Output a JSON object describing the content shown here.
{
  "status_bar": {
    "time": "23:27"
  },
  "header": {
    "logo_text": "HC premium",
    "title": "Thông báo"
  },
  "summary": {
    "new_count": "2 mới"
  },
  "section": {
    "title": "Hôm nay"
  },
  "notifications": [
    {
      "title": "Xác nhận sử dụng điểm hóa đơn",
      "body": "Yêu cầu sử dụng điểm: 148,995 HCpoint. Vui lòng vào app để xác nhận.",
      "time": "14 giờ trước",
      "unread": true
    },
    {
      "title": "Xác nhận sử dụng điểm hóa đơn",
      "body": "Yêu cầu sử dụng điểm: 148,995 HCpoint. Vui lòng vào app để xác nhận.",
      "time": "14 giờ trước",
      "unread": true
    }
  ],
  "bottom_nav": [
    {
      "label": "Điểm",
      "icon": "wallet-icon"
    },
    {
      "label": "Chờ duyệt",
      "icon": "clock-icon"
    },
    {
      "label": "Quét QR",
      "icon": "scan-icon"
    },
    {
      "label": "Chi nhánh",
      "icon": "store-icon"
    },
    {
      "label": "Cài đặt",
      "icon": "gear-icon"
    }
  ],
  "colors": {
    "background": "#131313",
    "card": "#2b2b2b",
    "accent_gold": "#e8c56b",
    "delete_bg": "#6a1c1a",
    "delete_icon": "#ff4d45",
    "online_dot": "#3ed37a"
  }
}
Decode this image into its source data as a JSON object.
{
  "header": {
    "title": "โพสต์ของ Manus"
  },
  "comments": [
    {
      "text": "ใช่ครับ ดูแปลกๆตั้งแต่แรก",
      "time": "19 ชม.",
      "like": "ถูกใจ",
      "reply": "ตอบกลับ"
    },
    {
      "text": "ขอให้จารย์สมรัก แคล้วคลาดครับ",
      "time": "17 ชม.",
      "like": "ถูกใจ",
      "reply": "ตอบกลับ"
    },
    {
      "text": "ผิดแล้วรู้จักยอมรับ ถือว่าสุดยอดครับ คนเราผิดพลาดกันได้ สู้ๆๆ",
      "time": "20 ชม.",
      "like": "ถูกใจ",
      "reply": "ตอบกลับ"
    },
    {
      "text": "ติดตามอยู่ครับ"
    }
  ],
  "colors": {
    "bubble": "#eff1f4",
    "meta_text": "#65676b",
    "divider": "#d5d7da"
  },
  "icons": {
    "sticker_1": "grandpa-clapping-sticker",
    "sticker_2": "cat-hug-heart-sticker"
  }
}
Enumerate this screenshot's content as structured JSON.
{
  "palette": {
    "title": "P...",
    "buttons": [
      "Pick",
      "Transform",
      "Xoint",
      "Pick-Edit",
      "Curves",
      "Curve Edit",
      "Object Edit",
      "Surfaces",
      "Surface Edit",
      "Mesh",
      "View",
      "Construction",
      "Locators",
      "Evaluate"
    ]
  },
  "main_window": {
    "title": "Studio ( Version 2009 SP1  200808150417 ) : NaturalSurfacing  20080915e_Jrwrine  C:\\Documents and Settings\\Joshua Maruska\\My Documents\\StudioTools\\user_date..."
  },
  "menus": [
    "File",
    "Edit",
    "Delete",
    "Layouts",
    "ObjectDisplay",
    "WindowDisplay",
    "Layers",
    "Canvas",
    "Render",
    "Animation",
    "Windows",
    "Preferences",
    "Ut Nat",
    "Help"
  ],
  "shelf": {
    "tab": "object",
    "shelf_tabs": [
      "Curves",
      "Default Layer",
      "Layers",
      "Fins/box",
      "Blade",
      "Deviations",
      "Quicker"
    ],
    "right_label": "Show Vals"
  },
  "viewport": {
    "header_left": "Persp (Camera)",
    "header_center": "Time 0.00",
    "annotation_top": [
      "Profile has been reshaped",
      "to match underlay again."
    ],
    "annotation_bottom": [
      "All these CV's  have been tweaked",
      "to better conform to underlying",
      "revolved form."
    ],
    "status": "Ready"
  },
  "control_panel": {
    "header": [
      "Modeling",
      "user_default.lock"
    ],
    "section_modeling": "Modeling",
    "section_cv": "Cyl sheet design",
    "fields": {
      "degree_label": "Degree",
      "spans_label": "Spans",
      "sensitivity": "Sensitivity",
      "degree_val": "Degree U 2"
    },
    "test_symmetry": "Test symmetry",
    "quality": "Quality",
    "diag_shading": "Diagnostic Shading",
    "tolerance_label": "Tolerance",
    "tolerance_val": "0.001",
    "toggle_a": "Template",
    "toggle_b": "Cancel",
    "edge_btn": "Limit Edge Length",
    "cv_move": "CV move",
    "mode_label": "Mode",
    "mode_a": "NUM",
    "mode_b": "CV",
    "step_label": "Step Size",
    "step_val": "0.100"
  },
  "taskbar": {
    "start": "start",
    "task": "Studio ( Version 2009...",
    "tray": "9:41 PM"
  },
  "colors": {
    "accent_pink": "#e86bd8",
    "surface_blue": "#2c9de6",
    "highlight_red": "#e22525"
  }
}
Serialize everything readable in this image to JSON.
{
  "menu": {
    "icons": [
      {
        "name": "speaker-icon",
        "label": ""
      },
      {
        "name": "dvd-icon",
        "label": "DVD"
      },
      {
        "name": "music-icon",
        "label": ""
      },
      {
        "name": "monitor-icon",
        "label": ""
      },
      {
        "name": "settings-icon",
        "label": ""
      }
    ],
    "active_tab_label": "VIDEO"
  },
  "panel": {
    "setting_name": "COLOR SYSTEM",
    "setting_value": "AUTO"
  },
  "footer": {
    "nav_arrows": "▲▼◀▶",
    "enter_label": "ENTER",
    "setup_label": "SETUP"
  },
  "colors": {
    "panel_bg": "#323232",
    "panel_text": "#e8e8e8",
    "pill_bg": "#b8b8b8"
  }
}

================================

Task details » Print all of the entries exactly as they are written.

Task output »
Output a JSON object describing the content shown here.
{
  "status_bar": {
    "time": "23:27"
  },
  "header": {
    "logo_text": "HC premium",
    "title": "Thông báo"
  },
  "summary": {
    "new_count": "2 mới"
  },
  "section": {
    "title": "Hôm nay"
  },
  "notifications": [
    {
      "title": "Xác nhận sử dụng điểm hóa đơn",
      "body": "Yêu cầu sử dụng điểm: 148,995 HCpoint. Vui lòng vào app để xác nhận.",
      "time": "14 giờ trước",
      "unread": true
    },
    {
      "title": "Xác nhận sử dụng điểm hóa đơn",
      "body": "Yêu cầu sử dụng điểm: 148,995 HCpoint. Vui lòng vào app để xác nhận.",
      "time": "14 giờ trước",
      "unread": true
    }
  ],
  "bottom_nav": [
    {
      "label": "Điểm",
      "icon": "wallet-icon"
    },
    {
      "label": "Chờ duyệt",
      "icon": "clock-icon"
    },
    {
      "label": "Quét QR",
      "icon": "scan-icon"
    },
    {
      "label": "Chi nhánh",
      "icon": "store-icon"
    },
    {
      "label": "Cài đặt",
      "icon": "gear-icon"
    }
  ],
  "colors": {
    "background": "#131313",
    "card": "#2b2b2b",
    "accent_gold": "#e8c56b",
    "delete_bg": "#6a1c1a",
    "delete_icon": "#ff4d45",
    "online_dot": "#3ed37a"
  }
}
Decode this image into its source data as a JSON object.
{
  "header": {
    "title": "โพสต์ของ Manus"
  },
  "comments": [
    {
      "text": "ใช่ครับ ดูแปลกๆตั้งแต่แรก",
      "time": "19 ชม.",
      "like": "ถูกใจ",
      "reply": "ตอบกลับ"
    },
    {
      "text": "ขอให้จารย์สมรัก แคล้วคลาดครับ",
      "time": "17 ชม.",
      "like": "ถูกใจ",
      "reply": "ตอบกลับ"
    },
    {
      "text": "ผิดแล้วรู้จักยอมรับ ถือว่าสุดยอดครับ คนเราผิดพลาดกันได้ สู้ๆๆ",
      "time": "20 ชม.",
      "like": "ถูกใจ",
      "reply": "ตอบกลับ"
    },
    {
      "text": "ติดตามอยู่ครับ"
    }
  ],
  "colors": {
    "bubble": "#eff1f4",
    "meta_text": "#65676b",
    "divider": "#d5d7da"
  },
  "icons": {
    "sticker_1": "grandpa-clapping-sticker",
    "sticker_2": "cat-hug-heart-sticker"
  }
}
Enumerate this screenshot's content as structured JSON.
{
  "palette": {
    "title": "P...",
    "buttons": [
      "Pick",
      "Transform",
      "Xoint",
      "Pick-Edit",
      "Curves",
      "Curve Edit",
      "Object Edit",
      "Surfaces",
      "Surface Edit",
      "Mesh",
      "View",
      "Construction",
      "Locators",
      "Evaluate"
    ]
  },
  "main_window": {
    "title": "Studio ( Version 2009 SP1  200808150417 ) : NaturalSurfacing  20080915e_Jrwrine  C:\\Documents and Settings\\Joshua Maruska\\My Documents\\StudioTools\\user_date..."
  },
  "menus": [
    "File",
    "Edit",
    "Delete",
    "Layouts",
    "ObjectDisplay",
    "WindowDisplay",
    "Layers",
    "Canvas",
    "Render",
    "Animation",
    "Windows",
    "Preferences",
    "Ut Nat",
    "Help"
  ],
  "shelf": {
    "tab": "object",
    "shelf_tabs": [
      "Curves",
      "Default Layer",
      "Layers",
      "Fins/box",
      "Blade",
      "Deviations",
      "Quicker"
    ],
    "right_label": "Show Vals"
  },
  "viewport": {
    "header_left": "Persp (Camera)",
    "header_center": "Time 0.00",
    "annotation_top": [
      "Profile has been reshaped",
      "to match underlay again."
    ],
    "annotation_bottom": [
      "All these CV's  have been tweaked",
      "to better conform to underlying",
      "revolved form."
    ],
    "status": "Ready"
  },
  "control_panel": {
    "header": [
      "Modeling",
      "user_default.lock"
    ],
    "section_modeling": "Modeling",
    "section_cv": "Cyl sheet design",
    "fields": {
      "degree_label": "Degree",
      "spans_label": "Spans",
      "sensitivity": "Sensitivity",
      "degree_val": "Degree U 2"
    },
    "test_symmetry": "Test symmetry",
    "quality": "Quality",
    "diag_shading": "Diagnostic Shading",
    "tolerance_label": "Tolerance",
    "tolerance_val": "0.001",
    "toggle_a": "Template",
    "toggle_b": "Cancel",
    "edge_btn": "Limit Edge Length",
    "cv_move": "CV move",
    "mode_label": "Mode",
    "mode_a": "NUM",
    "mode_b": "CV",
    "step_label": "Step Size",
    "step_val": "0.100"
  },
  "taskbar": {
    "start": "start",
    "task": "Studio ( Version 2009...",
    "tray": "9:41 PM"
  },
  "colors": {
    "accent_pink": "#e86bd8",
    "surface_blue": "#2c9de6",
    "highlight_red": "#e22525"
  }
}
Serialize everything readable in this image to JSON.
{
  "menu": {
    "icons": [
      {
        "name": "speaker-icon",
        "label": ""
      },
      {
        "name": "dvd-icon",
        "label": "DVD"
      },
      {
        "name": "music-icon",
        "label": ""
      },
      {
        "name": "monitor-icon",
        "label": ""
      },
      {
        "name": "settings-icon",
        "label": ""
      }
    ],
    "active_tab_label": "VIDEO"
  },
  "panel": {
    "setting_name": "COLOR SYSTEM",
    "setting_value": "AUTO"
  },
  "footer": {
    "nav_arrows": "▲▼◀▶",
    "enter_label": "ENTER",
    "setup_label": "SETUP"
  },
  "colors": {
    "panel_bg": "#323232",
    "panel_text": "#e8e8e8",
    "pill_bg": "#b8b8b8"
  }
}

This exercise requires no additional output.